>> start Recorded data

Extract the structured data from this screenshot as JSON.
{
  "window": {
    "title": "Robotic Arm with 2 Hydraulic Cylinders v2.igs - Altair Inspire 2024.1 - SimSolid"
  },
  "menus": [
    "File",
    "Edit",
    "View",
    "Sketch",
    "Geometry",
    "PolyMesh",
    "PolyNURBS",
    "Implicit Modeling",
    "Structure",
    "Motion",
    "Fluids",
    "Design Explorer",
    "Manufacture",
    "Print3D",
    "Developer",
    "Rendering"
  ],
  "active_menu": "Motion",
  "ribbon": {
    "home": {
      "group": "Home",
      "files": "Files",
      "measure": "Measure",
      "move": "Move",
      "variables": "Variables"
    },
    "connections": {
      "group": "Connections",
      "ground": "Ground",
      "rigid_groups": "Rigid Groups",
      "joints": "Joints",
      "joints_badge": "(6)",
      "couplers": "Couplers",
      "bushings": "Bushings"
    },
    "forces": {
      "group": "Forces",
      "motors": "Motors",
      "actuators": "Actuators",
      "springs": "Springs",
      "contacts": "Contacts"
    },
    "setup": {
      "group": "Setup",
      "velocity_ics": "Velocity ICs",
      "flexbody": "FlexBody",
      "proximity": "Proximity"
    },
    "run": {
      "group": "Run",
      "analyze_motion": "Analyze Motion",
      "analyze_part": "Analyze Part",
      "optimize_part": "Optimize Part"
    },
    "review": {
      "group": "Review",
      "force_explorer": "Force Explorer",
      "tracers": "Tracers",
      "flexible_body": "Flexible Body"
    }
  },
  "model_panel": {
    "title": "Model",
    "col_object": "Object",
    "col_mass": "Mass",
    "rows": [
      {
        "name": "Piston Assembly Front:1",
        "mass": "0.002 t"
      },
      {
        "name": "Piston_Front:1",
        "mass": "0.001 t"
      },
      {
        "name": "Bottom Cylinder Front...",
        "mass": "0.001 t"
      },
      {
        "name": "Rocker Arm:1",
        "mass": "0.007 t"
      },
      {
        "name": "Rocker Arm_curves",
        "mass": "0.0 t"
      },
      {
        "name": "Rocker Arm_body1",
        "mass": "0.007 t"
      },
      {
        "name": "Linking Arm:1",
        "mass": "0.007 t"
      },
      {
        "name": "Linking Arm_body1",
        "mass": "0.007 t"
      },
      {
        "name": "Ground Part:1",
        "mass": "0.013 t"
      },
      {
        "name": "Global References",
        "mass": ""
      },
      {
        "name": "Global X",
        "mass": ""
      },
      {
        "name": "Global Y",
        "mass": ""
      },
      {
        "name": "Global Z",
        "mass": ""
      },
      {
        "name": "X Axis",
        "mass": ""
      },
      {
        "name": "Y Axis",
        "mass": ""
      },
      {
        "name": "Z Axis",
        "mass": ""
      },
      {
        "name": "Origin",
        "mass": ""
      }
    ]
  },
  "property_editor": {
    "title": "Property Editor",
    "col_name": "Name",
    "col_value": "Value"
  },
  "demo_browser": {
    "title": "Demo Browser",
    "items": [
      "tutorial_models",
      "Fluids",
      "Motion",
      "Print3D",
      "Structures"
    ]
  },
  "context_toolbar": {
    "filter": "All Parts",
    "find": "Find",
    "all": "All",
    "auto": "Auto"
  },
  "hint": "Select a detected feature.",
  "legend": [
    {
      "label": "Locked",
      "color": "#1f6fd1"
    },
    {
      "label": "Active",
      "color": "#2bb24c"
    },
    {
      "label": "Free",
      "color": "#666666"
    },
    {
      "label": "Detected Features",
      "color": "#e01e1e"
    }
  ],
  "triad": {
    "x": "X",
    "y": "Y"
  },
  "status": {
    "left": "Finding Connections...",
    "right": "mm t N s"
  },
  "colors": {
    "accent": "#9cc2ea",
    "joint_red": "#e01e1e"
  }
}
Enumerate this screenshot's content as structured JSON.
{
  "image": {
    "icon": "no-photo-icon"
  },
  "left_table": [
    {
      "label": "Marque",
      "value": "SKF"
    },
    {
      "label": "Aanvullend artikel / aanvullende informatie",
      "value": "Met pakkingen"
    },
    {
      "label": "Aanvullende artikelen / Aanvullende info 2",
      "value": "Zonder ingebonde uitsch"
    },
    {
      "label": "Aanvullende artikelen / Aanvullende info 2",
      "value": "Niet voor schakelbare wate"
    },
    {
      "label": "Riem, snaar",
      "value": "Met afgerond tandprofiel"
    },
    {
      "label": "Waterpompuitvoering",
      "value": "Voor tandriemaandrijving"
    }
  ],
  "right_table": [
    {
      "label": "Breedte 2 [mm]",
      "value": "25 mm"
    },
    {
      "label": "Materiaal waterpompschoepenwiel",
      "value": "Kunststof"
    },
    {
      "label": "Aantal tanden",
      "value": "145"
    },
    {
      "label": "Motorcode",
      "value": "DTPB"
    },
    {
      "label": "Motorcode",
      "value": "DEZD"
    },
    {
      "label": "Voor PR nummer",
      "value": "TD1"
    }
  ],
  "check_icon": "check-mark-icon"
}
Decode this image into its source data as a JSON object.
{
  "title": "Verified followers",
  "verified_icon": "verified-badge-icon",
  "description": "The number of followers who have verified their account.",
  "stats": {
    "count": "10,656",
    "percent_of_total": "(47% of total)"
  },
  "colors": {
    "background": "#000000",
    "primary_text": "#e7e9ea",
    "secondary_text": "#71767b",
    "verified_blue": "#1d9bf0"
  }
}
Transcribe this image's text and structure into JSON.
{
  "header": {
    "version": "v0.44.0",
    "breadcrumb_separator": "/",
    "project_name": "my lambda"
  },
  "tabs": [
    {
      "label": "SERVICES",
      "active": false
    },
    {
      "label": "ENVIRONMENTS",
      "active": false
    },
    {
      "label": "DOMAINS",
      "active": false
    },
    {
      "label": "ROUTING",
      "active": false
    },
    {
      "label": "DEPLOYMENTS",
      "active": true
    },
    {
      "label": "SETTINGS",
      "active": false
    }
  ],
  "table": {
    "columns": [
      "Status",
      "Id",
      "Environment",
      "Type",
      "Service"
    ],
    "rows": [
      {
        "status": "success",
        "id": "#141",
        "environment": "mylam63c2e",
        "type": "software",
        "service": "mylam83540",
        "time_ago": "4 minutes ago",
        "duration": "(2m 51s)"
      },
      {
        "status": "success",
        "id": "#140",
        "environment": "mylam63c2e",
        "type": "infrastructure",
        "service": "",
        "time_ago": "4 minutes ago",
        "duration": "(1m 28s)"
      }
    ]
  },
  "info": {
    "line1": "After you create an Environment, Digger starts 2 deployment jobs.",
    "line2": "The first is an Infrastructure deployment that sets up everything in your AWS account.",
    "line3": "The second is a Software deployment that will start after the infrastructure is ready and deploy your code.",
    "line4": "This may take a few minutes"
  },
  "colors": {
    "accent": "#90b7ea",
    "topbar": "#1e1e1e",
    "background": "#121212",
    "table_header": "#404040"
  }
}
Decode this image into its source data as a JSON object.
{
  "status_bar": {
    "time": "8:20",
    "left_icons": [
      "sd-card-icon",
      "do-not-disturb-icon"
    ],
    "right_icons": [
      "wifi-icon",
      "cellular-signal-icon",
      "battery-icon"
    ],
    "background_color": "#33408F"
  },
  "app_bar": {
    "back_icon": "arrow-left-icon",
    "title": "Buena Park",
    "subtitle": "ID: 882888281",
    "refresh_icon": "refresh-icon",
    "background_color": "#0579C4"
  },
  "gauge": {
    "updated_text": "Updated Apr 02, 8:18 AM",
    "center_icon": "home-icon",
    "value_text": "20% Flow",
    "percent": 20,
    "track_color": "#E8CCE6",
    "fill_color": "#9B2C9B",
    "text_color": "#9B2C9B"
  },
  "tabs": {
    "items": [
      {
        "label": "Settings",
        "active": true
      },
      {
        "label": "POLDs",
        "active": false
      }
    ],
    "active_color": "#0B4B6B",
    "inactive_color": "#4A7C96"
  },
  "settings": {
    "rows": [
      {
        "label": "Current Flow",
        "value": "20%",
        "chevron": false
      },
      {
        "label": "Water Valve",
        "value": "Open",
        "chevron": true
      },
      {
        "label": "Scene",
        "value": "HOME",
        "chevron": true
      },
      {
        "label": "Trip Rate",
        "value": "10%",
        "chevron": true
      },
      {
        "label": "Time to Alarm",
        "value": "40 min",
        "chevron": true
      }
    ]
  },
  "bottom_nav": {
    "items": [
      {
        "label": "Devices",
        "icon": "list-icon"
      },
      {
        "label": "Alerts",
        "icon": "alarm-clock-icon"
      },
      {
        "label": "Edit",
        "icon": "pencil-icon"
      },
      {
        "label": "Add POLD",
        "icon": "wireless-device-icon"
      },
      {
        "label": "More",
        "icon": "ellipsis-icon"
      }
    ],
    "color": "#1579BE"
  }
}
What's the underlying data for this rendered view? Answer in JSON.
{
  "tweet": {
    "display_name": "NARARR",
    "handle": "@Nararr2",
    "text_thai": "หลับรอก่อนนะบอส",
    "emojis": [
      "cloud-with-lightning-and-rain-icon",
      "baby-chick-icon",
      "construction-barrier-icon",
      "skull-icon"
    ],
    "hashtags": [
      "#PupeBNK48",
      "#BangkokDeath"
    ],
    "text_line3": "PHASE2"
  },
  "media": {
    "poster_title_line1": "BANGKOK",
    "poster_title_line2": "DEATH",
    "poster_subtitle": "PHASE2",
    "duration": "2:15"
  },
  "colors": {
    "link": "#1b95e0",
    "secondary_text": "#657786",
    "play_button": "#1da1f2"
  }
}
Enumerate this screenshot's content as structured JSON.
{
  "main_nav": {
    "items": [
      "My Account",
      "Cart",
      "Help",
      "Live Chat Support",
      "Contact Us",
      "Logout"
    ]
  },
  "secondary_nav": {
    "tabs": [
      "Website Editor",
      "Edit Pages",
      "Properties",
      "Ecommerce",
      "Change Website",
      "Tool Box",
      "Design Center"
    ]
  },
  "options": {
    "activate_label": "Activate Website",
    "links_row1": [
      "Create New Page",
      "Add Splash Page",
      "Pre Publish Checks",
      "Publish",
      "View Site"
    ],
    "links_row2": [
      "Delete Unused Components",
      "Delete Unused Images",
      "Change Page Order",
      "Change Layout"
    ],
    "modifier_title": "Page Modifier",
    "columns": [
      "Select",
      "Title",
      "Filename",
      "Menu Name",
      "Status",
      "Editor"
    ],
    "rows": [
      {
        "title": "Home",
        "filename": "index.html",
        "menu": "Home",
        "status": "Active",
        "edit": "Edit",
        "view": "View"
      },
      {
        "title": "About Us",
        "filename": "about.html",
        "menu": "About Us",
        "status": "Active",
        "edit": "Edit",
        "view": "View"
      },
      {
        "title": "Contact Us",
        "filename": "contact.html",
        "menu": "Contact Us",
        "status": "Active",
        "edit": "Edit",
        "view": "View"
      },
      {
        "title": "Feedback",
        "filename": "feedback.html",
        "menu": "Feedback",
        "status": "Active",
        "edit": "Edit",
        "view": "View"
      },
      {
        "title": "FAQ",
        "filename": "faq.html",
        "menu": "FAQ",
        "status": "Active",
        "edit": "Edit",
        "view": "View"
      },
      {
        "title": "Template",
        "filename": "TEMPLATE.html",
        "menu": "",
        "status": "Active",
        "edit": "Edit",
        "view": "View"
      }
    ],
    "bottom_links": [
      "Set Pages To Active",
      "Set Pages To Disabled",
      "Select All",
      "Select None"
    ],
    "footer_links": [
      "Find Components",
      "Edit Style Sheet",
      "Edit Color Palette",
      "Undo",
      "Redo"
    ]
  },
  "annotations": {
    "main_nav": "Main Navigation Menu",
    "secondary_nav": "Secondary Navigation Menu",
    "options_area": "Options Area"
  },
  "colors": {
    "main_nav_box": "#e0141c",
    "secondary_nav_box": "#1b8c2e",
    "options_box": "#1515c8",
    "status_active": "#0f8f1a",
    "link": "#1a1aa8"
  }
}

>> end Recorded data

What this task involves: Show all lines from the listing above in which "with" appears.

Solution for this task:
    "title": "Robotic Arm with 2 Hydraulic Cylinders v2.igs - Altair Inspire 2024.1 - SimSolid"
      "cloud-with-lightning-and-rain-icon",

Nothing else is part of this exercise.